Required work: Return the records that follow unaltered. Omit every picture.

Supplied material:
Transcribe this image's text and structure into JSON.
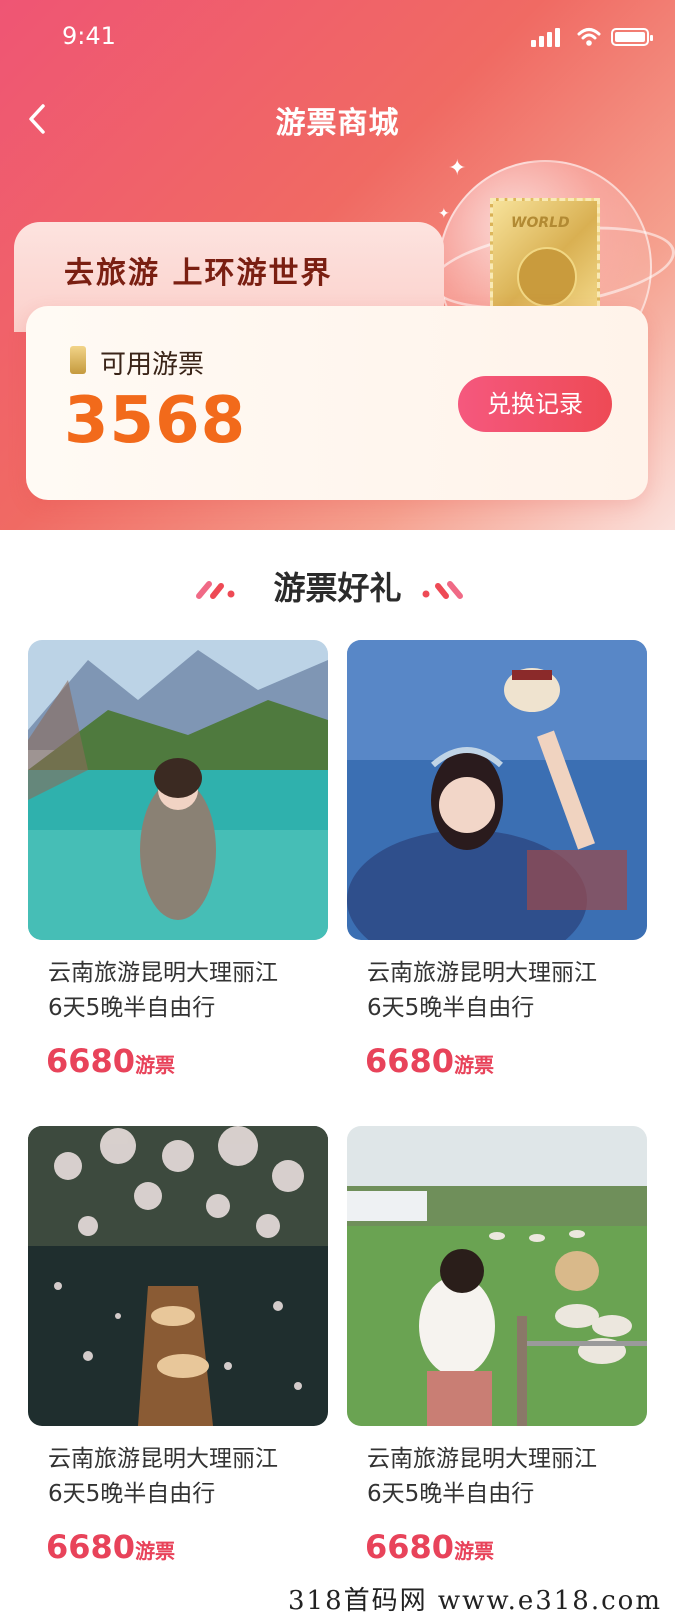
{
  "status_bar": {
    "time": "9:41"
  },
  "header": {
    "title": "游票商城"
  },
  "banner": {
    "slogan": "去旅游 上环游世界",
    "ticket_text": "WORLD",
    "balance_label": "可用游票",
    "balance_value": "3568",
    "history_button": "兑换记录"
  },
  "section": {
    "title": "游票好礼"
  },
  "products": [
    {
      "title_line1": "云南旅游昆明大理丽江",
      "title_line2": "6天5晚半自由行",
      "price": "6680",
      "unit": "游票"
    },
    {
      "title_line1": "云南旅游昆明大理丽江",
      "title_line2": "6天5晚半自由行",
      "price": "6680",
      "unit": "游票"
    },
    {
      "title_line1": "云南旅游昆明大理丽江",
      "title_line2": "6天5晚半自由行",
      "price": "6680",
      "unit": "游票"
    },
    {
      "title_line1": "云南旅游昆明大理丽江",
      "title_line2": "6天5晚半自由行",
      "price": "6680",
      "unit": "游票"
    }
  ],
  "footer": {
    "watermark": "318首码网  www.e318.com"
  },
  "colors": {
    "accent": "#ee4a55",
    "price": "#e8435a",
    "balance": "#f26a1b"
  }
}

Output:
Transcribe this image's text and structure into JSON.
{
  "status_bar": {
    "time": "9:41"
  },
  "header": {
    "title": "游票商城"
  },
  "banner": {
    "slogan": "去旅游 上环游世界",
    "ticket_text": "WORLD",
    "balance_label": "可用游票",
    "balance_value": "3568",
    "history_button": "兑换记录"
  },
  "section": {
    "title": "游票好礼"
  },
  "products": [
    {
      "title_line1": "云南旅游昆明大理丽江",
      "title_line2": "6天5晚半自由行",
      "price": "6680",
      "unit": "游票"
    },
    {
      "title_line1": "云南旅游昆明大理丽江",
      "title_line2": "6天5晚半自由行",
      "price": "6680",
      "unit": "游票"
    },
    {
      "title_line1": "云南旅游昆明大理丽江",
      "title_line2": "6天5晚半自由行",
      "price": "6680",
      "unit": "游票"
    },
    {
      "title_line1": "云南旅游昆明大理丽江",
      "title_line2": "6天5晚半自由行",
      "price": "6680",
      "unit": "游票"
    }
  ],
  "footer": {
    "watermark": "318首码网  www.e318.com"
  },
  "colors": {
    "accent": "#ee4a55",
    "price": "#e8435a",
    "balance": "#f26a1b"
  }
}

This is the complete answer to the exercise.